>>

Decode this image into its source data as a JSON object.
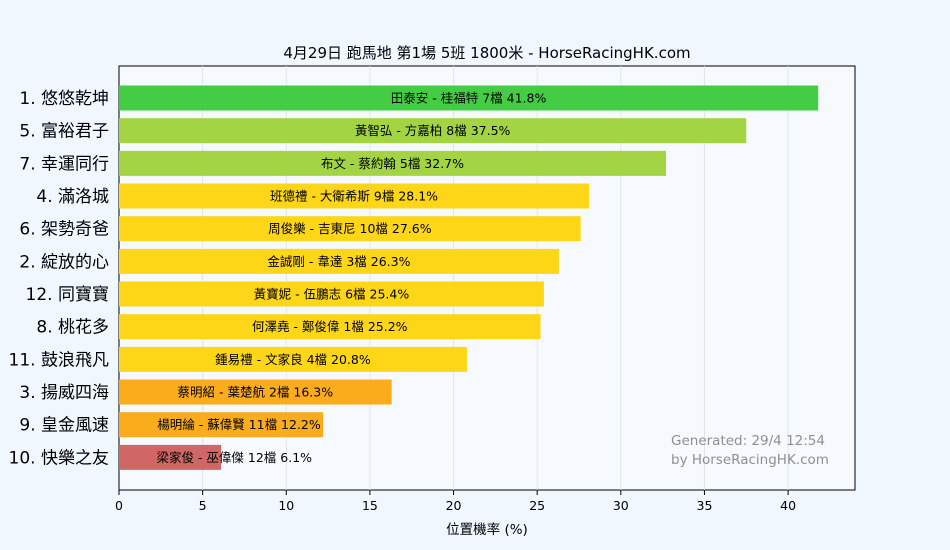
{
  "chart_data": {
    "type": "bar",
    "orientation": "horizontal",
    "title": "4月29日  跑馬地  第1場  5班  1800米 - HorseRacingHK.com",
    "xlabel": "位置機率 (%)",
    "ylabel": "",
    "xlim": [
      0,
      44
    ],
    "xticks": [
      0,
      5,
      10,
      15,
      20,
      25,
      30,
      35,
      40
    ],
    "grid": "vertical",
    "categories": [
      "1. 悠悠乾坤",
      "5. 富裕君子",
      "7. 幸運同行",
      "4. 滿洛城",
      "6. 架勢奇爸",
      "2. 綻放的心",
      "12. 同寶寶",
      "8. 桃花多",
      "11. 鼓浪飛凡",
      "3. 揚威四海",
      "9. 皇金風速",
      "10. 快樂之友"
    ],
    "values": [
      41.8,
      37.5,
      32.7,
      28.1,
      27.6,
      26.3,
      25.4,
      25.2,
      20.8,
      16.3,
      12.2,
      6.1
    ],
    "bar_labels": [
      "田泰安 - 桂福特 7檔  41.8%",
      "黃智弘 - 方嘉柏 8檔  37.5%",
      "布文 - 蔡約翰 5檔  32.7%",
      "班德禮 - 大衛希斯 9檔  28.1%",
      "周俊樂 - 吉東尼 10檔  27.6%",
      "金誠剛 - 韋達 3檔  26.3%",
      "黃寶妮 - 伍鵬志 6檔  25.4%",
      "何澤堯 - 鄭俊偉 1檔  25.2%",
      "鍾易禮 - 文家良 4檔  20.8%",
      "蔡明紹 - 葉楚航 2檔  16.3%",
      "楊明綸 - 蘇偉賢 11檔  12.2%",
      "梁家俊 - 巫偉傑 12檔  6.1%"
    ],
    "colors": [
      "#44cc44",
      "#a2d443",
      "#a2d443",
      "#fdd617",
      "#fdd617",
      "#fdd617",
      "#fdd617",
      "#fdd617",
      "#fdd617",
      "#fbac1c",
      "#fbac1c",
      "#d16666"
    ],
    "watermark": [
      "Generated: 29/4 12:54",
      "by HorseRacingHK.com"
    ]
  }
}
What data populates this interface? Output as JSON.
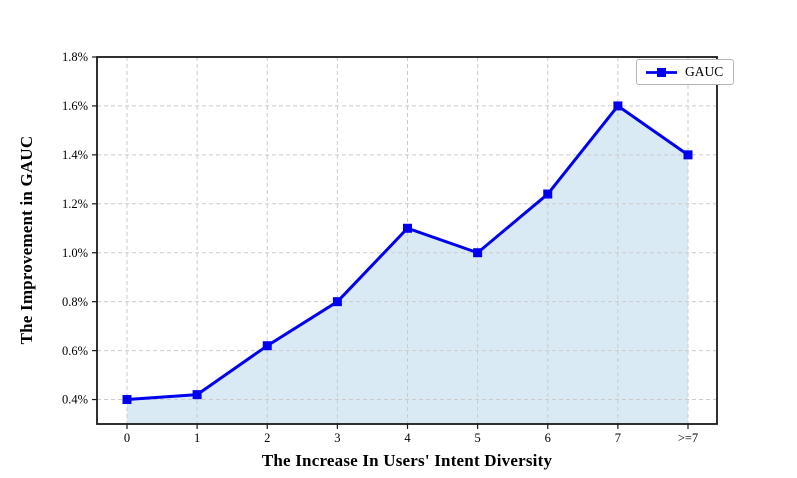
{
  "chart_data": {
    "type": "line",
    "title": "",
    "xlabel": "The Increase In Users' Intent Diversity",
    "ylabel": "The Improvement in GAUC",
    "categories": [
      "0",
      "1",
      "2",
      "3",
      "4",
      "5",
      "6",
      "7",
      ">=7"
    ],
    "series": [
      {
        "name": "GAUC",
        "values": [
          0.4,
          0.42,
          0.62,
          0.8,
          1.1,
          1.0,
          1.24,
          1.6,
          1.4
        ],
        "unit": "percent",
        "marker": "square",
        "area_fill": true
      }
    ],
    "y_ticks": [
      {
        "value": 0.4,
        "label": "0.4%"
      },
      {
        "value": 0.6,
        "label": "0.6%"
      },
      {
        "value": 0.8,
        "label": "0.8%"
      },
      {
        "value": 1.0,
        "label": "1.0%"
      },
      {
        "value": 1.2,
        "label": "1.2%"
      },
      {
        "value": 1.4,
        "label": "1.4%"
      },
      {
        "value": 1.6,
        "label": "1.6%"
      },
      {
        "value": 1.8,
        "label": "1.8%"
      }
    ],
    "ylim": [
      0.3,
      1.8
    ],
    "grid": {
      "on": true,
      "style": "dashed",
      "color": "#cbcbcb"
    },
    "legend": {
      "position": "top-right",
      "entries": [
        "GAUC"
      ]
    },
    "colors": {
      "line": "#0000ee",
      "marker": "#0000ee",
      "fill": "#daeaf5",
      "axis": "#1a1a1a",
      "text": "#000000"
    }
  }
}
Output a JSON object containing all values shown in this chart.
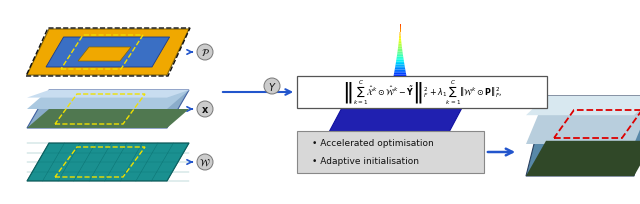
{
  "bg_color": "#ffffff",
  "formula_text": "$\\left\\|\\sum_{k=1}^{C} \\hat{\\mathcal{X}}^k \\odot \\hat{\\mathcal{W}}^k - \\tilde{\\mathbf{Y}}\\right\\|_F^2 + \\lambda_1 \\sum_{k=1}^{C} \\left\\|\\mathcal{W}^k \\odot \\mathbf{P}\\right\\|_{F}^2,$",
  "bullet1": "Accelerated optimisation",
  "bullet2": "Adaptive initialisation",
  "label_P": "$\\mathcal{P}$",
  "label_x": "$\\mathbf{x}$",
  "label_w": "$\\mathcal{W}$",
  "label_Y": "$Y$",
  "arrow_color": "#2255cc",
  "layer_blue": "#3a6fc4",
  "layer_gold": "#f0a800",
  "dashed_box_color": "#f0e000",
  "red_dash_color": "#dd0000",
  "teal_color": "#1a9090",
  "formula_box_bg": "#ffffff",
  "bullet_box_bg": "#d8d8d8"
}
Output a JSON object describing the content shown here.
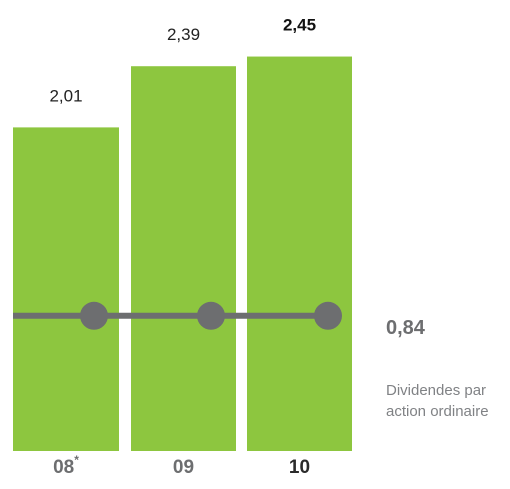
{
  "chart_data": {
    "type": "bar",
    "categories": [
      "08",
      "09",
      "10"
    ],
    "category_marks": [
      "*",
      "",
      ""
    ],
    "highlight_category": "10",
    "ylim": [
      0,
      2.8
    ],
    "series": [
      {
        "type": "bar",
        "values": [
          2.01,
          2.39,
          2.45
        ],
        "value_labels": [
          "2,01",
          "2,39",
          "2,45"
        ],
        "color": "#8dc63f"
      },
      {
        "type": "line",
        "values": [
          0.84,
          0.84,
          0.84
        ],
        "value_label": "0,84",
        "label_lines": [
          "Dividendes par",
          "action ordinaire"
        ],
        "color": "#6d6e70",
        "marker": "circle"
      }
    ]
  }
}
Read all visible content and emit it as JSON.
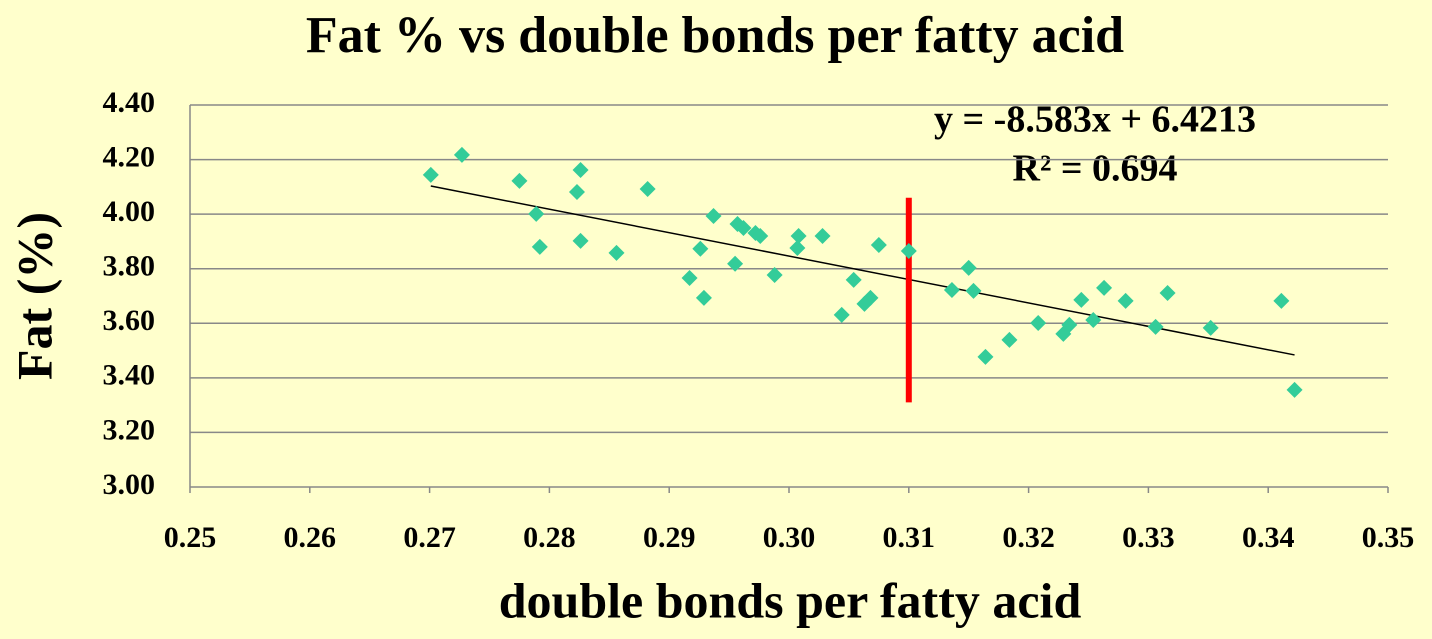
{
  "chart_data": {
    "type": "scatter",
    "title": "Fat % vs double bonds per fatty acid",
    "x_label": "double bonds per fatty acid",
    "y_label": "Fat (%)",
    "xlim": [
      0.25,
      0.35
    ],
    "xticks": [
      0.25,
      0.26,
      0.27,
      0.28,
      0.29,
      {
        "value": 0.3,
        "label": "0.30"
      },
      0.31,
      0.32,
      0.33,
      0.34,
      0.35
    ],
    "ylim": [
      3.0,
      4.4
    ],
    "yticks": [
      {
        "value": 3.0,
        "label": "3.00"
      },
      {
        "value": 3.2,
        "label": "3.20"
      },
      {
        "value": 3.4,
        "label": "3.40"
      },
      {
        "value": 3.6,
        "label": "3.60"
      },
      {
        "value": 3.8,
        "label": "3.80"
      },
      {
        "value": 4.0,
        "label": "4.00"
      },
      {
        "value": 4.2,
        "label": "4.20"
      },
      {
        "value": 4.4,
        "label": "4.40"
      }
    ],
    "grid": true,
    "series": [
      {
        "color": "#33cc99",
        "x": [
          0.2701,
          0.2727,
          0.2775,
          0.2789,
          0.2792,
          0.2823,
          0.2826,
          0.2826,
          0.2856,
          0.2882,
          0.2917,
          0.2926,
          0.2929,
          0.2937,
          0.2955,
          0.2957,
          0.2962,
          0.2972,
          0.2976,
          0.2988,
          0.3007,
          0.3008,
          0.3028,
          0.3044,
          0.3054,
          0.3063,
          0.3068,
          0.3075,
          0.31,
          0.3136,
          0.315,
          0.3154,
          0.3164,
          0.3184,
          0.3208,
          0.3229,
          0.3234,
          0.3244,
          0.3254,
          0.3263,
          0.3281,
          0.3306,
          0.3316,
          0.3352,
          0.3411,
          0.3422
        ],
        "values": [
          4.144,
          4.217,
          4.122,
          4.001,
          3.88,
          4.081,
          4.162,
          3.902,
          3.858,
          4.092,
          3.766,
          3.873,
          3.693,
          3.993,
          3.818,
          3.964,
          3.949,
          3.931,
          3.92,
          3.777,
          3.876,
          3.92,
          3.92,
          3.631,
          3.759,
          3.671,
          3.693,
          3.887,
          3.865,
          3.722,
          3.803,
          3.719,
          3.477,
          3.539,
          3.601,
          3.561,
          3.594,
          3.686,
          3.612,
          3.73,
          3.682,
          3.587,
          3.711,
          3.583,
          3.682,
          3.356
        ]
      }
    ],
    "trendline": {
      "color": "#000000",
      "x": [
        0.2701,
        0.3422
      ],
      "values": [
        4.103,
        3.484
      ],
      "equation": "y = -8.583x + 6.4213",
      "r_squared": "R² = 0.694"
    },
    "reference_line": {
      "color": "#ff0000",
      "x": 0.31,
      "y": [
        3.31,
        4.06
      ]
    }
  }
}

<<

▶ Problem to work on: Gather all lines with the string "JSON" from the data.

▶ Task answer:
Decode this image into its source data as a JSON object.
What data populates this interface? Output as JSON.
Output a JSON object containing all values shown in this chart.
Output a JSON object describing the content shown here.
Read all visible content and emit it as JSON.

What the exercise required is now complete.